→ **Your instructions**
Extract, from the listing that follows, each line containing the word "caption".

=== Listed entries ===

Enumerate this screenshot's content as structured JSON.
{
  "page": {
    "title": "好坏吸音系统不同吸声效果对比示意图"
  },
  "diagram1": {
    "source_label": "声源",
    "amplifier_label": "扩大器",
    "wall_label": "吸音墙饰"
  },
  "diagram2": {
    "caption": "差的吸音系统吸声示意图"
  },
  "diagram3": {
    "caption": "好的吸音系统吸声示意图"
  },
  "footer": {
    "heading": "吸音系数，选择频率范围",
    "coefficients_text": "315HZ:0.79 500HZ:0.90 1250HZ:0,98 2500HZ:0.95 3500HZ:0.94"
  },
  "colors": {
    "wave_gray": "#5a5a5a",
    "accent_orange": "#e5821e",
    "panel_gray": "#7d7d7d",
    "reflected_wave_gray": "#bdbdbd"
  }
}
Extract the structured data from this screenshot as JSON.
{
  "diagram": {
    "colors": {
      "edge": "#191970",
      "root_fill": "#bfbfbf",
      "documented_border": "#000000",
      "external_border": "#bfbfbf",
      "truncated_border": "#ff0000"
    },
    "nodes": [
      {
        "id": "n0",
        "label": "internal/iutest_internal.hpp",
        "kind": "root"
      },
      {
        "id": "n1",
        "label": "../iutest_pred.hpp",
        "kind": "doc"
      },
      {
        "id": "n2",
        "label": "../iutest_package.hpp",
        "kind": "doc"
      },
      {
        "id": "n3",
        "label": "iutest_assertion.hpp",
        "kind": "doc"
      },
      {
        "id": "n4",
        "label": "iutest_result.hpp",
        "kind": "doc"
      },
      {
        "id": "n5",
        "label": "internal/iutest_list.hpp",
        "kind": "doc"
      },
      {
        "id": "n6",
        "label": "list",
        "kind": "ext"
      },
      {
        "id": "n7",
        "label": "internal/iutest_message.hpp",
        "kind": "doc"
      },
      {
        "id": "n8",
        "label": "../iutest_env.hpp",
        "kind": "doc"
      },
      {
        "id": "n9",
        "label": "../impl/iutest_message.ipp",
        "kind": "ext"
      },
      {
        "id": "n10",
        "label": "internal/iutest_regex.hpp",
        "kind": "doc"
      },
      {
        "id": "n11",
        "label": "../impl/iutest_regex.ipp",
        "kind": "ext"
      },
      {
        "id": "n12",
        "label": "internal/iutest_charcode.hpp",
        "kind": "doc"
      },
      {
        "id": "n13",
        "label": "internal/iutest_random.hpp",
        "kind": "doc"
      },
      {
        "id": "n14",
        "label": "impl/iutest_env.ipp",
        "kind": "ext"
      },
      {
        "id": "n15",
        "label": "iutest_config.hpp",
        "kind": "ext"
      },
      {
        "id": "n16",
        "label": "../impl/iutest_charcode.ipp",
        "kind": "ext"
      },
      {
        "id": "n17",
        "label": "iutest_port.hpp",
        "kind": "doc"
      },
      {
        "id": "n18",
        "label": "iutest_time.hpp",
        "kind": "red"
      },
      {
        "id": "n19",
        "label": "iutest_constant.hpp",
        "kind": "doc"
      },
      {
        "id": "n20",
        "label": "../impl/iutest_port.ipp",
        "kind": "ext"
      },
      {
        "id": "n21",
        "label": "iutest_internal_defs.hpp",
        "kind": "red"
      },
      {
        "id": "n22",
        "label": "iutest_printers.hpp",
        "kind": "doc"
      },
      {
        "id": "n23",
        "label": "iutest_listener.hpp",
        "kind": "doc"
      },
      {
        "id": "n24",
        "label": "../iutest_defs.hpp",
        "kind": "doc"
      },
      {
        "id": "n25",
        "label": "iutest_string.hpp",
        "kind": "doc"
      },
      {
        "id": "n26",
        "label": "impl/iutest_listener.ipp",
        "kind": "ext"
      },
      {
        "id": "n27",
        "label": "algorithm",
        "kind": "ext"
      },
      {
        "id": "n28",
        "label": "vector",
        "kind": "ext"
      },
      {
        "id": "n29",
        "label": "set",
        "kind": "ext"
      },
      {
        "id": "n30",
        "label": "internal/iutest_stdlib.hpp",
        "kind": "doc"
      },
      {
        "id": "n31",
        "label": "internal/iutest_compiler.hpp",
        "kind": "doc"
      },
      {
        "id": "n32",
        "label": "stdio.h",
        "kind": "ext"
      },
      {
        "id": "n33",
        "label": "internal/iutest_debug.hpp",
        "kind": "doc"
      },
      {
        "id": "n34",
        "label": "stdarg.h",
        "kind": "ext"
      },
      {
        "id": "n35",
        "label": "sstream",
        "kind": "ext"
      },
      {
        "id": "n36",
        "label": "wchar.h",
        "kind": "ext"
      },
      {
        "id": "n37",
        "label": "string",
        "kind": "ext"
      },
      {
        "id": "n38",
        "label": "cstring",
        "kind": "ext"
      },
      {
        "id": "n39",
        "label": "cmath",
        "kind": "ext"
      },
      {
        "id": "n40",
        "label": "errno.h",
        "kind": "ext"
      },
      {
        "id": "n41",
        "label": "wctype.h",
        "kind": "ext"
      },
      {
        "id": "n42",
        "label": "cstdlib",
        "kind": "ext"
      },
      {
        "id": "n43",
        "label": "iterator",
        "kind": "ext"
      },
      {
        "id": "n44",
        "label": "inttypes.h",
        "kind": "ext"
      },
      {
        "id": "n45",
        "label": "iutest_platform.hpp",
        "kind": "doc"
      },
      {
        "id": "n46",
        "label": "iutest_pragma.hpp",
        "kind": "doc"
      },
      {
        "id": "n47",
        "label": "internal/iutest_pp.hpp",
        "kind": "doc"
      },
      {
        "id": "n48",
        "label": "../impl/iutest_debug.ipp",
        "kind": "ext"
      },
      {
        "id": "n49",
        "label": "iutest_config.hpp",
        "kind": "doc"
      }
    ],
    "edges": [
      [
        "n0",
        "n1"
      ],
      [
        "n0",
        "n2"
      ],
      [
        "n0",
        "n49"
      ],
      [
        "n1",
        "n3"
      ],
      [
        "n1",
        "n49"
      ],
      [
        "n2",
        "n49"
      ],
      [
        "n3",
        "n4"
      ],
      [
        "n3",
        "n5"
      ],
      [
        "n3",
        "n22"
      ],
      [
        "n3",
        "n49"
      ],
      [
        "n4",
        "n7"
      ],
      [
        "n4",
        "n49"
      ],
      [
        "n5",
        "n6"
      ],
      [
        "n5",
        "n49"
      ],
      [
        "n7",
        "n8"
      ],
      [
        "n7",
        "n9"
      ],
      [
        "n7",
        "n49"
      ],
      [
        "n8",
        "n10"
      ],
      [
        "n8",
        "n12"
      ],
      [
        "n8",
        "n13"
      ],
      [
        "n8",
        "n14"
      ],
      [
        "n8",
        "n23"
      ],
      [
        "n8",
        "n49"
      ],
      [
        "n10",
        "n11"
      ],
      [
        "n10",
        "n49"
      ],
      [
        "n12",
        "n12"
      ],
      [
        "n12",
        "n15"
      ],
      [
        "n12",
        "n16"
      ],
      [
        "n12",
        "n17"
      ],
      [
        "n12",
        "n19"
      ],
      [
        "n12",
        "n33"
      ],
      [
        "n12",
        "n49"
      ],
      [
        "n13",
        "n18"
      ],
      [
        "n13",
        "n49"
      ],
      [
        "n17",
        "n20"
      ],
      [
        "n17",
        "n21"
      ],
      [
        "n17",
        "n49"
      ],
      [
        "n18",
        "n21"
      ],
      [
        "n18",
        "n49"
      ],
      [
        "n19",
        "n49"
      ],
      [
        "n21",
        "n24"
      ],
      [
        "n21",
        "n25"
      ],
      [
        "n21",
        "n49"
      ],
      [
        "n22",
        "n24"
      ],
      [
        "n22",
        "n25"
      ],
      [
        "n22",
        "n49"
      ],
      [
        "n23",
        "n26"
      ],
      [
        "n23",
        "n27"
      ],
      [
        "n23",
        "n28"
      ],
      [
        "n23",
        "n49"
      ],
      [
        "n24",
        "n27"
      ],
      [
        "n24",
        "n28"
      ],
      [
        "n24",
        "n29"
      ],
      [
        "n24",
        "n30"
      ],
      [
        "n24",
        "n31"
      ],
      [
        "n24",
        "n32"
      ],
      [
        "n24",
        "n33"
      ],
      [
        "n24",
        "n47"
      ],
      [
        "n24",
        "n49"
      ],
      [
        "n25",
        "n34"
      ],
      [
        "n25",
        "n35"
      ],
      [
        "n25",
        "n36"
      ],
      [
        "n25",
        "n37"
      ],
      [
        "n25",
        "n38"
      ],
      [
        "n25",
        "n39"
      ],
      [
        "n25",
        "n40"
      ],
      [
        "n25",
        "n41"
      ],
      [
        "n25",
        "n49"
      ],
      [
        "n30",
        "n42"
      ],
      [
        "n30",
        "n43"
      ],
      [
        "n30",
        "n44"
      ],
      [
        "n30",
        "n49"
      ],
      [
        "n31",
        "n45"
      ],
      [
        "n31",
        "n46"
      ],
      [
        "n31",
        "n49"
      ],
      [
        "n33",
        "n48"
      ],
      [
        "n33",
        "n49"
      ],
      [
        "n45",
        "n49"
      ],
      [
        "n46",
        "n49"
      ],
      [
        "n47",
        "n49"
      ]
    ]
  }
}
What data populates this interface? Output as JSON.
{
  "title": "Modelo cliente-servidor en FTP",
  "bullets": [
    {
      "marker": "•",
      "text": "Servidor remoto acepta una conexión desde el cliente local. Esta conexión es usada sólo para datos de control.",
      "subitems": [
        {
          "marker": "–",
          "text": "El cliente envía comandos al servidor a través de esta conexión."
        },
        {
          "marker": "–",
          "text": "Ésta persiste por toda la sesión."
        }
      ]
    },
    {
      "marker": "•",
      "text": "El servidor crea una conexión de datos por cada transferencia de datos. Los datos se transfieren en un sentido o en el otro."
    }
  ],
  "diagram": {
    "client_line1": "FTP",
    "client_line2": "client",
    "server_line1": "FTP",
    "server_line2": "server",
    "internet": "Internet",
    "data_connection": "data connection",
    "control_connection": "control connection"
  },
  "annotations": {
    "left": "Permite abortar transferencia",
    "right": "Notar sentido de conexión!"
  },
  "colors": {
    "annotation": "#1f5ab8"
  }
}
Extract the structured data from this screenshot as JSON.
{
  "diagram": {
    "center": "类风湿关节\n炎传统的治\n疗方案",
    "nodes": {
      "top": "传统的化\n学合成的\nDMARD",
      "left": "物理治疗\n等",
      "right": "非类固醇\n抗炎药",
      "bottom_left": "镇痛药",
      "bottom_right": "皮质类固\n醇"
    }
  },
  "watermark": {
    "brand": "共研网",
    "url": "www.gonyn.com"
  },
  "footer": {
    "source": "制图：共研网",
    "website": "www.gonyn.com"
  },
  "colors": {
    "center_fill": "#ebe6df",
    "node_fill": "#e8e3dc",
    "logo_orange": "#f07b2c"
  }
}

===

→ **Output below**
    "caption": "差的吸音系统吸声示意图"
    "caption": "好的吸音系统吸声示意图"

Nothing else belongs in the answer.